Exercise:
The whole listing below must be printed again exactly, images excluded.

Provided material:
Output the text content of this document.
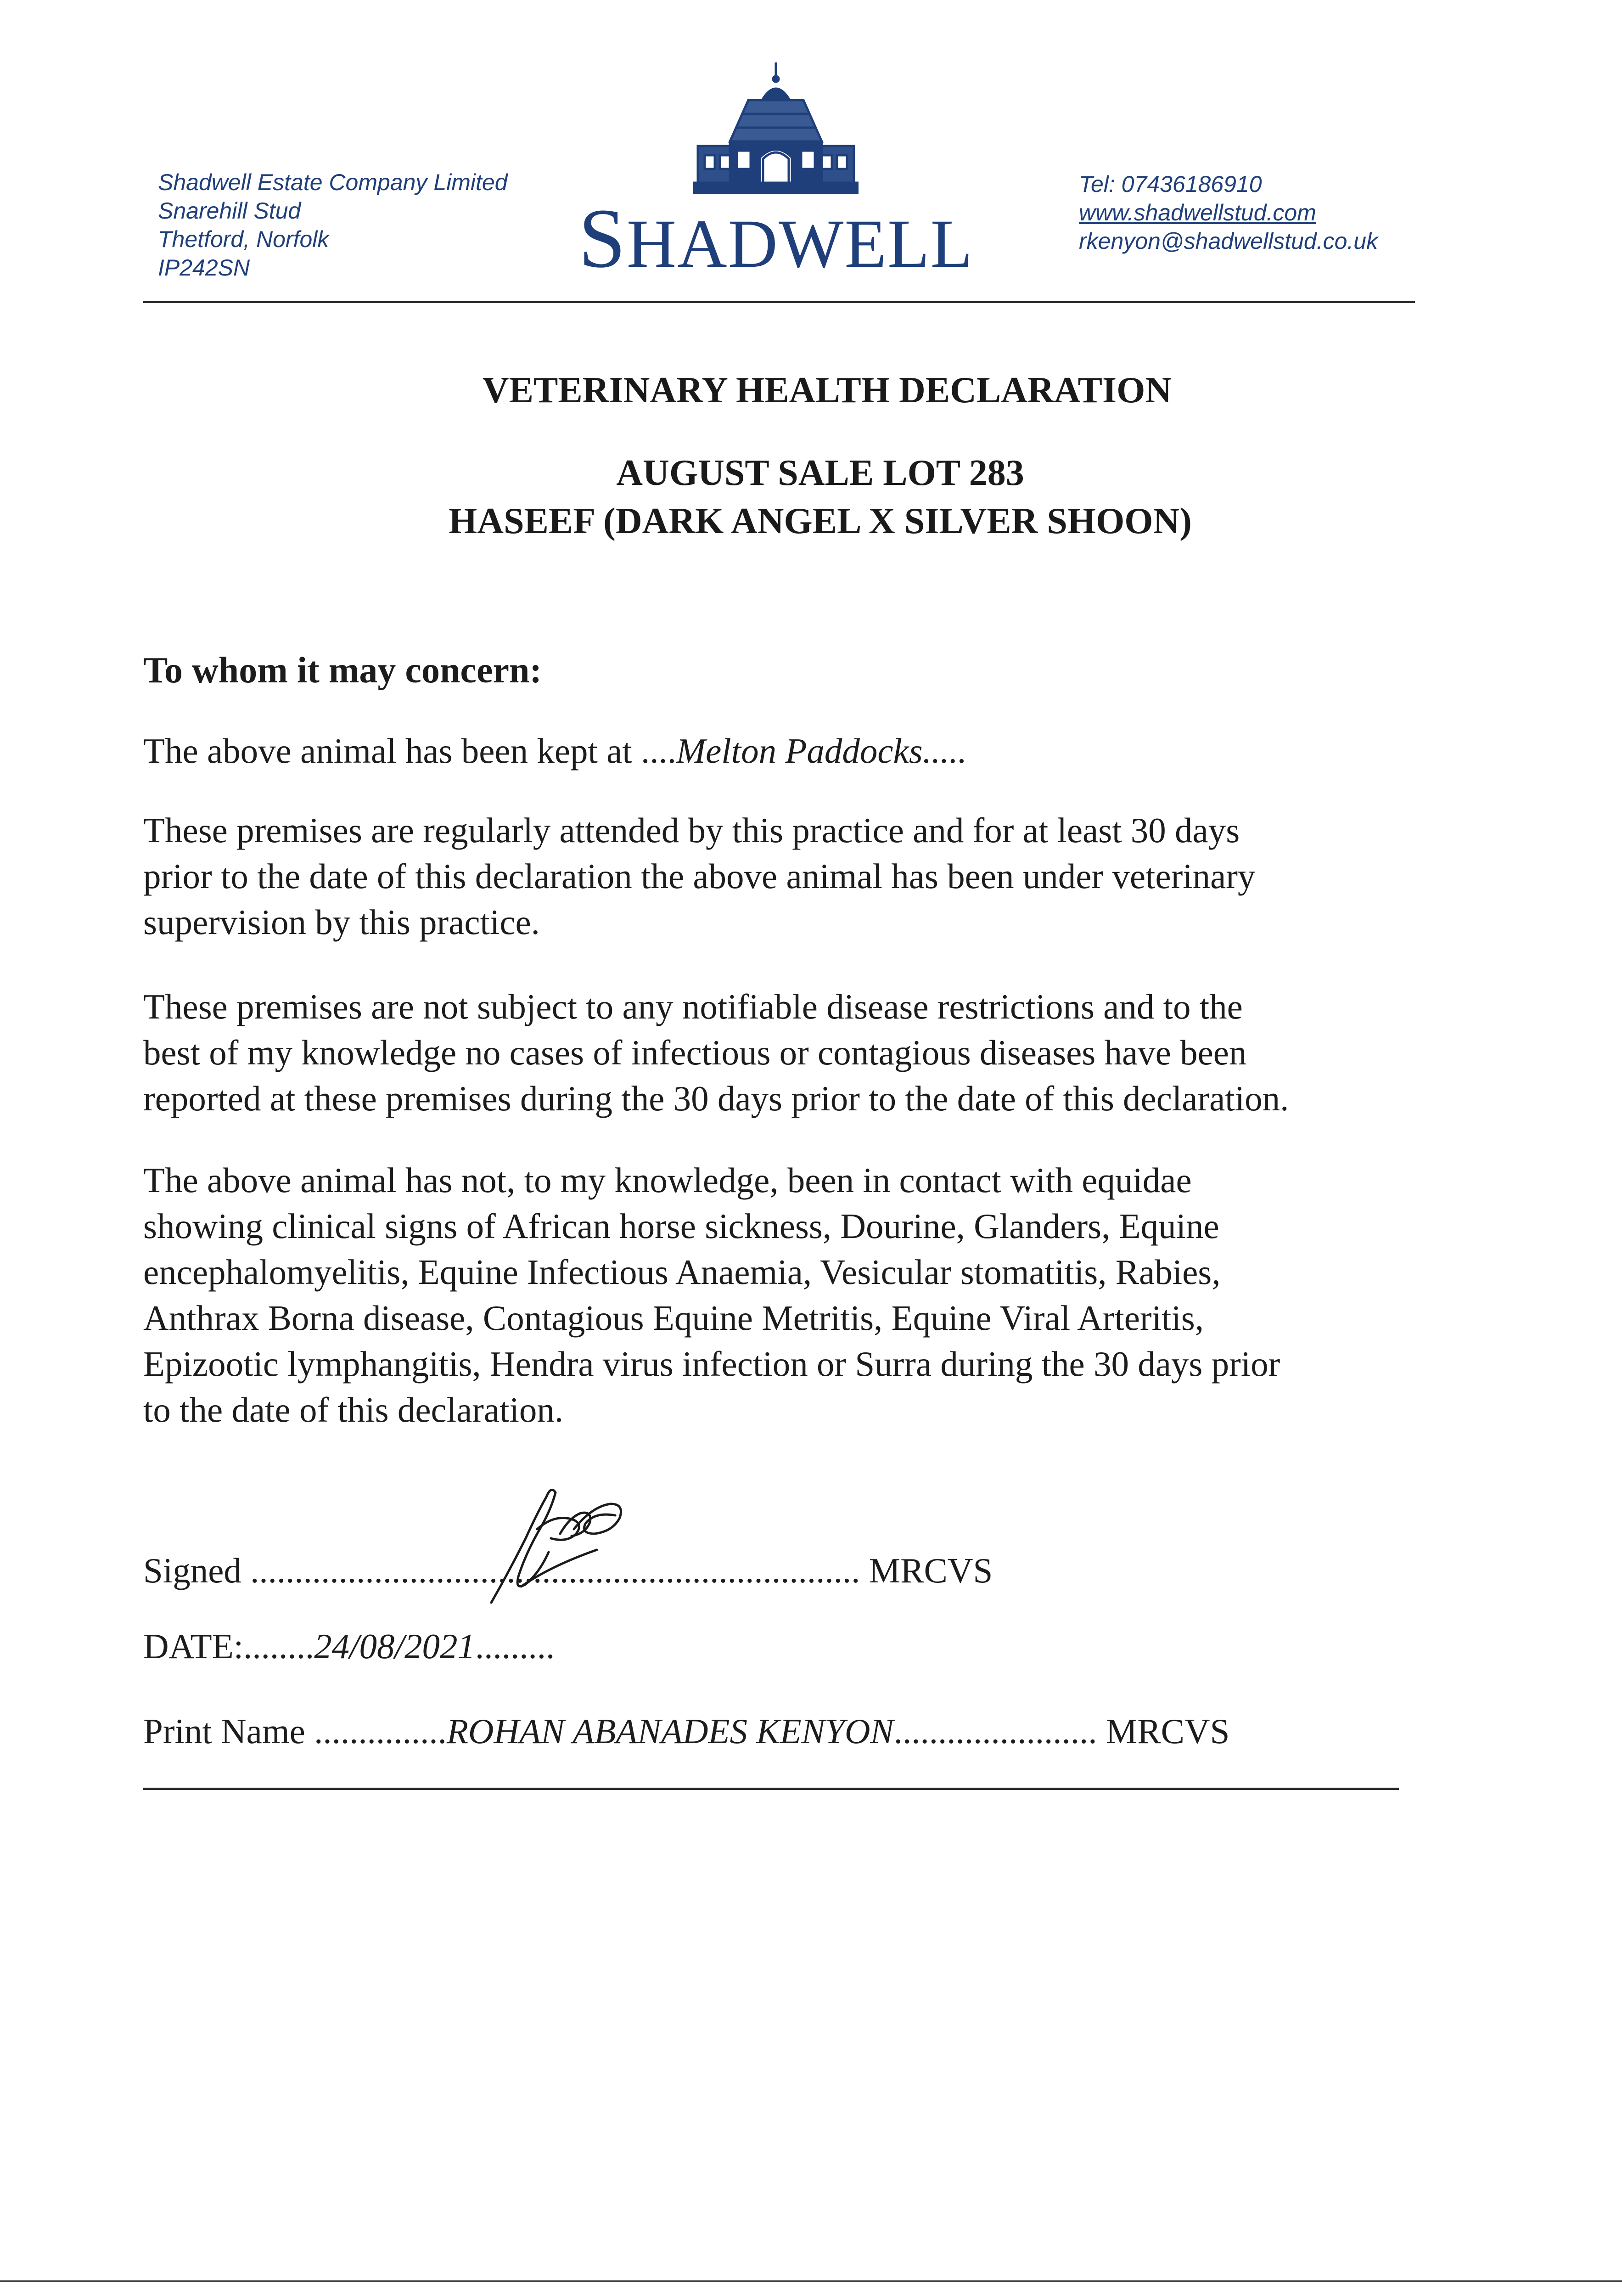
Shadwell Estate Company Limited
Snarehill Stud
Thetford, Norfolk
IP242SN	SHADWELL
Tel: 07436186910
www.shadwellstud.com
rkenyon@shadwellstud.co.uk
VETERINARY HEALTH DECLARATION
AUGUST SALE LOT 283
HASEEF (DARK ANGEL X SILVER SHOON)
To whom it may concern:
The above animal has been kept at ....Melton Paddocks.....
These premises are regularly attended by this practice and for at least 30 days
prior to the date of this declaration the above animal has been under veterinary
supervision by this practice.
These premises are not subject to any notifiable disease restrictions and to the
best of my knowledge no cases of infectious or contagious diseases have been
reported at these premises during the 30 days prior to the date of this declaration.
The above animal has not, to my knowledge, been in contact with equidae
showing clinical signs of African horse sickness, Dourine, Glanders, Equine
encephalomyelitis, Equine Infectious Anaemia, Vesicular stomatitis, Rabies,
Anthrax Borna disease, Contagious Equine Metritis, Equine Viral Arteritis,
Epizootic lymphangitis, Hendra virus infection or Surra during the 30 days prior
to the date of this declaration.
Signed ..................................................................... MRCVS
DATE:........24/08/2021.........
Print Name ...............ROHAN ABANADES KENYON....................... MRCVS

Response:
Output the text content of this document.
Shadwell Estate Company Limited
Snarehill Stud
Thetford, Norfolk
IP242SN	SHADWELL
Tel: 07436186910
www.shadwellstud.com
rkenyon@shadwellstud.co.uk
VETERINARY HEALTH DECLARATION
AUGUST SALE LOT 283
HASEEF (DARK ANGEL X SILVER SHOON)
To whom it may concern:
The above animal has been kept at ....Melton Paddocks.....
These premises are regularly attended by this practice and for at least 30 days
prior to the date of this declaration the above animal has been under veterinary
supervision by this practice.
These premises are not subject to any notifiable disease restrictions and to the
best of my knowledge no cases of infectious or contagious diseases have been
reported at these premises during the 30 days prior to the date of this declaration.
The above animal has not, to my knowledge, been in contact with equidae
showing clinical signs of African horse sickness, Dourine, Glanders, Equine
encephalomyelitis, Equine Infectious Anaemia, Vesicular stomatitis, Rabies,
Anthrax Borna disease, Contagious Equine Metritis, Equine Viral Arteritis,
Epizootic lymphangitis, Hendra virus infection or Surra during the 30 days prior
to the date of this declaration.
Signed ..................................................................... MRCVS
DATE:........24/08/2021.........
Print Name ...............ROHAN ABANADES KENYON....................... MRCVS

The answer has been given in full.